# [Exercise requirements]
The entries that follow should be written out exactly.

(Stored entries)
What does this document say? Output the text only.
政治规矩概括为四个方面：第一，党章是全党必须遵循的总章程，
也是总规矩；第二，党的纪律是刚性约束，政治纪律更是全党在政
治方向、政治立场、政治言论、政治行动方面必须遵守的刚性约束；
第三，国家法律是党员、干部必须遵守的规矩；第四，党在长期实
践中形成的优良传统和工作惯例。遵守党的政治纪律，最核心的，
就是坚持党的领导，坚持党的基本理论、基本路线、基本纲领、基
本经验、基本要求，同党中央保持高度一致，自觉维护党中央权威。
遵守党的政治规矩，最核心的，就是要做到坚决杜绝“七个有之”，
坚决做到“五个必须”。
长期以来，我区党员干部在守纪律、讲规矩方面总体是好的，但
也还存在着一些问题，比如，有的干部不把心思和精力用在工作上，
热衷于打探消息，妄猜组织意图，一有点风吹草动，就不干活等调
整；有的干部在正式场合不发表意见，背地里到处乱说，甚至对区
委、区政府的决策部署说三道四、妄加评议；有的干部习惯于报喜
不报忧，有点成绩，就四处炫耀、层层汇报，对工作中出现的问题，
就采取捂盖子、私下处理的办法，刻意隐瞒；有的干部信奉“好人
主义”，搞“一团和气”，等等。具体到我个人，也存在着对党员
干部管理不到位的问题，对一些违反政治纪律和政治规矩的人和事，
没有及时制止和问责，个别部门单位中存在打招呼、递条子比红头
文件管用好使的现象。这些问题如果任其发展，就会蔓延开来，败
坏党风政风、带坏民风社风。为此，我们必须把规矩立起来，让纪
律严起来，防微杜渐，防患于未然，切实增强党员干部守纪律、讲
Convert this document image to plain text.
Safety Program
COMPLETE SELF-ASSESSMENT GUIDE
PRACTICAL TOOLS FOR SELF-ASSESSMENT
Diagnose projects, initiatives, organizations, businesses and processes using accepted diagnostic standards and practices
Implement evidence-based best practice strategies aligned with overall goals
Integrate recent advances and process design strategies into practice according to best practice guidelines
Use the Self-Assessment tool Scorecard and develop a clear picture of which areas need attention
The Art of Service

# [Task response]
What does this document say? Output the text only.
政治规矩概括为四个方面：第一，党章是全党必须遵循的总章程，
也是总规矩；第二，党的纪律是刚性约束，政治纪律更是全党在政
治方向、政治立场、政治言论、政治行动方面必须遵守的刚性约束；
第三，国家法律是党员、干部必须遵守的规矩；第四，党在长期实
践中形成的优良传统和工作惯例。遵守党的政治纪律，最核心的，
就是坚持党的领导，坚持党的基本理论、基本路线、基本纲领、基
本经验、基本要求，同党中央保持高度一致，自觉维护党中央权威。
遵守党的政治规矩，最核心的，就是要做到坚决杜绝“七个有之”，
坚决做到“五个必须”。
长期以来，我区党员干部在守纪律、讲规矩方面总体是好的，但
也还存在着一些问题，比如，有的干部不把心思和精力用在工作上，
热衷于打探消息，妄猜组织意图，一有点风吹草动，就不干活等调
整；有的干部在正式场合不发表意见，背地里到处乱说，甚至对区
委、区政府的决策部署说三道四、妄加评议；有的干部习惯于报喜
不报忧，有点成绩，就四处炫耀、层层汇报，对工作中出现的问题，
就采取捂盖子、私下处理的办法，刻意隐瞒；有的干部信奉“好人
主义”，搞“一团和气”，等等。具体到我个人，也存在着对党员
干部管理不到位的问题，对一些违反政治纪律和政治规矩的人和事，
没有及时制止和问责，个别部门单位中存在打招呼、递条子比红头
文件管用好使的现象。这些问题如果任其发展，就会蔓延开来，败
坏党风政风、带坏民风社风。为此，我们必须把规矩立起来，让纪
律严起来，防微杜渐，防患于未然，切实增强党员干部守纪律、讲
Convert this document image to plain text.
Safety Program
COMPLETE SELF-ASSESSMENT GUIDE
PRACTICAL TOOLS FOR SELF-ASSESSMENT
Diagnose projects, initiatives, organizations, businesses and processes using accepted diagnostic standards and practices
Implement evidence-based best practice strategies aligned with overall goals
Integrate recent advances and process design strategies into practice according to best practice guidelines
Use the Self-Assessment tool Scorecard and develop a clear picture of which areas need attention
The Art of Service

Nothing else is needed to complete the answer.